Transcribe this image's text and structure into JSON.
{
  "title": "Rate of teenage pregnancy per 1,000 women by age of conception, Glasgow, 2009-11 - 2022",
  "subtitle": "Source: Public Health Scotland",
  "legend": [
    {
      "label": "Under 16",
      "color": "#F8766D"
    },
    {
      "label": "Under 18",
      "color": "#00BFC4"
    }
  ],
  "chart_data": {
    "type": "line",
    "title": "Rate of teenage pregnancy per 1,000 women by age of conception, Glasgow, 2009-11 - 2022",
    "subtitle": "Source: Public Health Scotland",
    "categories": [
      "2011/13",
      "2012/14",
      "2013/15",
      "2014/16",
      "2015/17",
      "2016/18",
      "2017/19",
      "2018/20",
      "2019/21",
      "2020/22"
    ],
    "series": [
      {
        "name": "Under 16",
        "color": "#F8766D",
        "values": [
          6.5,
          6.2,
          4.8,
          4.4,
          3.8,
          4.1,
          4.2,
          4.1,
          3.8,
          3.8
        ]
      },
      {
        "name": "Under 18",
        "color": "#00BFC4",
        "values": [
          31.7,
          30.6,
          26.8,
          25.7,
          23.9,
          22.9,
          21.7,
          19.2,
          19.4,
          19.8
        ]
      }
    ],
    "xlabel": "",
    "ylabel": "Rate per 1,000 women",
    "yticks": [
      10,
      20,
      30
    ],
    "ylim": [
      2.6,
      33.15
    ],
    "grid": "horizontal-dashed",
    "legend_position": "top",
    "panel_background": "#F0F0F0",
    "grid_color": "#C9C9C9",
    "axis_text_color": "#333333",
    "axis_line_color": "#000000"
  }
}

________________________

▸ TASK INSTRUCTIONS
Your task is to transcribe the material exactly.

▸ THE COMPLETED TASK
Transcribe this image's text and structure into JSON.
{
  "title": "Rate of teenage pregnancy per 1,000 women by age of conception, Glasgow, 2009-11 - 2022",
  "subtitle": "Source: Public Health Scotland",
  "legend": [
    {
      "label": "Under 16",
      "color": "#F8766D"
    },
    {
      "label": "Under 18",
      "color": "#00BFC4"
    }
  ],
  "chart_data": {
    "type": "line",
    "title": "Rate of teenage pregnancy per 1,000 women by age of conception, Glasgow, 2009-11 - 2022",
    "subtitle": "Source: Public Health Scotland",
    "categories": [
      "2011/13",
      "2012/14",
      "2013/15",
      "2014/16",
      "2015/17",
      "2016/18",
      "2017/19",
      "2018/20",
      "2019/21",
      "2020/22"
    ],
    "series": [
      {
        "name": "Under 16",
        "color": "#F8766D",
        "values": [
          6.5,
          6.2,
          4.8,
          4.4,
          3.8,
          4.1,
          4.2,
          4.1,
          3.8,
          3.8
        ]
      },
      {
        "name": "Under 18",
        "color": "#00BFC4",
        "values": [
          31.7,
          30.6,
          26.8,
          25.7,
          23.9,
          22.9,
          21.7,
          19.2,
          19.4,
          19.8
        ]
      }
    ],
    "xlabel": "",
    "ylabel": "Rate per 1,000 women",
    "yticks": [
      10,
      20,
      30
    ],
    "ylim": [
      2.6,
      33.15
    ],
    "grid": "horizontal-dashed",
    "legend_position": "top",
    "panel_background": "#F0F0F0",
    "grid_color": "#C9C9C9",
    "axis_text_color": "#333333",
    "axis_line_color": "#000000"
  }
}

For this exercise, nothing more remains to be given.